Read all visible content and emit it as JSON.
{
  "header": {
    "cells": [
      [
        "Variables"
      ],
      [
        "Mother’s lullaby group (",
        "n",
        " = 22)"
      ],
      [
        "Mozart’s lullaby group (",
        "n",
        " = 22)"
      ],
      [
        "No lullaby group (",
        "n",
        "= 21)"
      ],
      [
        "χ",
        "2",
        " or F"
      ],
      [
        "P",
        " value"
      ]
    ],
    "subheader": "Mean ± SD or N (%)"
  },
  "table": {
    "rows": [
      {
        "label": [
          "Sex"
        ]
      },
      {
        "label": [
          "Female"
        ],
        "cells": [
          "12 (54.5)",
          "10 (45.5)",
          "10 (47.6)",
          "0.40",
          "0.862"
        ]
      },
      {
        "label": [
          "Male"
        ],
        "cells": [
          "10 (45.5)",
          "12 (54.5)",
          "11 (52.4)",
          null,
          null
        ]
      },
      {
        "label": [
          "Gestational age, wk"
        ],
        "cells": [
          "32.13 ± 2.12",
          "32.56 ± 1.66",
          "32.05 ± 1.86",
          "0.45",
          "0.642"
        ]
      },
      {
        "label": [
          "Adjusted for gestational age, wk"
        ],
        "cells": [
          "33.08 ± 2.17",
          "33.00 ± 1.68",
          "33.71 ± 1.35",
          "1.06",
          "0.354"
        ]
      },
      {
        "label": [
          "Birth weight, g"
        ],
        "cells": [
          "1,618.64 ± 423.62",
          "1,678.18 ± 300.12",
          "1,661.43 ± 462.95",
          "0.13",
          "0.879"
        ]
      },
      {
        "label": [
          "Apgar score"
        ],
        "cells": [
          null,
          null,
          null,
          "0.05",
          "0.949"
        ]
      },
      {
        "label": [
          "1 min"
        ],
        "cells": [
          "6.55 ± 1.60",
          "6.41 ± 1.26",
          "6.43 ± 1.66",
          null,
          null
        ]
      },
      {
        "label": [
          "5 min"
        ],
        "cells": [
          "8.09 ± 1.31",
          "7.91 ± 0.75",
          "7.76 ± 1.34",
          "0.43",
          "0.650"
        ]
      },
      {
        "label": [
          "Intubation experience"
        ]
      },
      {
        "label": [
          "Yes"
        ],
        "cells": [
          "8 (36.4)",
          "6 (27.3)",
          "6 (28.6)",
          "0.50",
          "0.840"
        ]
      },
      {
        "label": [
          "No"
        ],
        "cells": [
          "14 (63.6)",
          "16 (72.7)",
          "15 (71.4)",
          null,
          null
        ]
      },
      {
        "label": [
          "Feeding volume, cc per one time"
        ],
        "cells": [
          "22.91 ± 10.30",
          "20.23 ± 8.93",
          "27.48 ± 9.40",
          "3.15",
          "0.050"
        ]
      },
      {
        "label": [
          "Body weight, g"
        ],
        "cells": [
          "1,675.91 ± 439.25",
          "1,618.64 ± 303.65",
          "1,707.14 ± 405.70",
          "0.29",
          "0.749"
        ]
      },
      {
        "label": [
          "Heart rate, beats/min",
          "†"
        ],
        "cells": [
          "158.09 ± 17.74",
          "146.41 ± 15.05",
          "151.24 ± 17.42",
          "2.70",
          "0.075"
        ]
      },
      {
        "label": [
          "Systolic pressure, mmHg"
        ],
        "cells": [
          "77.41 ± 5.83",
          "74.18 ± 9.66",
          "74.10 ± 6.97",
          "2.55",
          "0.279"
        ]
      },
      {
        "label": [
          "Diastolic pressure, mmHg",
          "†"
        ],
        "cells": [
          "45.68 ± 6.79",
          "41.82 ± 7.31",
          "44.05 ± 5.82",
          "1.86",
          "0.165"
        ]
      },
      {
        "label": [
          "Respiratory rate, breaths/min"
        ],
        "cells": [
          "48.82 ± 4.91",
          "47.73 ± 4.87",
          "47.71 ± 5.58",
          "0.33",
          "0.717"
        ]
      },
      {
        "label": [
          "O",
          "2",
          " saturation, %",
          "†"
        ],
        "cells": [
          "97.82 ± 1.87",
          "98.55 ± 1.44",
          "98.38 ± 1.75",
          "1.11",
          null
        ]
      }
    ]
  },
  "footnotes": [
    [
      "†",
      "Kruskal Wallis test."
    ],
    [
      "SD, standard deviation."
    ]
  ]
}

TASK DETAILS | Restate the data above exactly, keeping each word as it stands.

SOLUTION FOR THIS TASK |
Read all visible content and emit it as JSON.
{
  "header": {
    "cells": [
      [
        "Variables"
      ],
      [
        "Mother’s lullaby group (",
        "n",
        " = 22)"
      ],
      [
        "Mozart’s lullaby group (",
        "n",
        " = 22)"
      ],
      [
        "No lullaby group (",
        "n",
        "= 21)"
      ],
      [
        "χ",
        "2",
        " or F"
      ],
      [
        "P",
        " value"
      ]
    ],
    "subheader": "Mean ± SD or N (%)"
  },
  "table": {
    "rows": [
      {
        "label": [
          "Sex"
        ]
      },
      {
        "label": [
          "Female"
        ],
        "cells": [
          "12 (54.5)",
          "10 (45.5)",
          "10 (47.6)",
          "0.40",
          "0.862"
        ]
      },
      {
        "label": [
          "Male"
        ],
        "cells": [
          "10 (45.5)",
          "12 (54.5)",
          "11 (52.4)",
          null,
          null
        ]
      },
      {
        "label": [
          "Gestational age, wk"
        ],
        "cells": [
          "32.13 ± 2.12",
          "32.56 ± 1.66",
          "32.05 ± 1.86",
          "0.45",
          "0.642"
        ]
      },
      {
        "label": [
          "Adjusted for gestational age, wk"
        ],
        "cells": [
          "33.08 ± 2.17",
          "33.00 ± 1.68",
          "33.71 ± 1.35",
          "1.06",
          "0.354"
        ]
      },
      {
        "label": [
          "Birth weight, g"
        ],
        "cells": [
          "1,618.64 ± 423.62",
          "1,678.18 ± 300.12",
          "1,661.43 ± 462.95",
          "0.13",
          "0.879"
        ]
      },
      {
        "label": [
          "Apgar score"
        ],
        "cells": [
          null,
          null,
          null,
          "0.05",
          "0.949"
        ]
      },
      {
        "label": [
          "1 min"
        ],
        "cells": [
          "6.55 ± 1.60",
          "6.41 ± 1.26",
          "6.43 ± 1.66",
          null,
          null
        ]
      },
      {
        "label": [
          "5 min"
        ],
        "cells": [
          "8.09 ± 1.31",
          "7.91 ± 0.75",
          "7.76 ± 1.34",
          "0.43",
          "0.650"
        ]
      },
      {
        "label": [
          "Intubation experience"
        ]
      },
      {
        "label": [
          "Yes"
        ],
        "cells": [
          "8 (36.4)",
          "6 (27.3)",
          "6 (28.6)",
          "0.50",
          "0.840"
        ]
      },
      {
        "label": [
          "No"
        ],
        "cells": [
          "14 (63.6)",
          "16 (72.7)",
          "15 (71.4)",
          null,
          null
        ]
      },
      {
        "label": [
          "Feeding volume, cc per one time"
        ],
        "cells": [
          "22.91 ± 10.30",
          "20.23 ± 8.93",
          "27.48 ± 9.40",
          "3.15",
          "0.050"
        ]
      },
      {
        "label": [
          "Body weight, g"
        ],
        "cells": [
          "1,675.91 ± 439.25",
          "1,618.64 ± 303.65",
          "1,707.14 ± 405.70",
          "0.29",
          "0.749"
        ]
      },
      {
        "label": [
          "Heart rate, beats/min",
          "†"
        ],
        "cells": [
          "158.09 ± 17.74",
          "146.41 ± 15.05",
          "151.24 ± 17.42",
          "2.70",
          "0.075"
        ]
      },
      {
        "label": [
          "Systolic pressure, mmHg"
        ],
        "cells": [
          "77.41 ± 5.83",
          "74.18 ± 9.66",
          "74.10 ± 6.97",
          "2.55",
          "0.279"
        ]
      },
      {
        "label": [
          "Diastolic pressure, mmHg",
          "†"
        ],
        "cells": [
          "45.68 ± 6.79",
          "41.82 ± 7.31",
          "44.05 ± 5.82",
          "1.86",
          "0.165"
        ]
      },
      {
        "label": [
          "Respiratory rate, breaths/min"
        ],
        "cells": [
          "48.82 ± 4.91",
          "47.73 ± 4.87",
          "47.71 ± 5.58",
          "0.33",
          "0.717"
        ]
      },
      {
        "label": [
          "O",
          "2",
          " saturation, %",
          "†"
        ],
        "cells": [
          "97.82 ± 1.87",
          "98.55 ± 1.44",
          "98.38 ± 1.75",
          "1.11",
          null
        ]
      }
    ]
  },
  "footnotes": [
    [
      "†",
      "Kruskal Wallis test."
    ],
    [
      "SD, standard deviation."
    ]
  ]
}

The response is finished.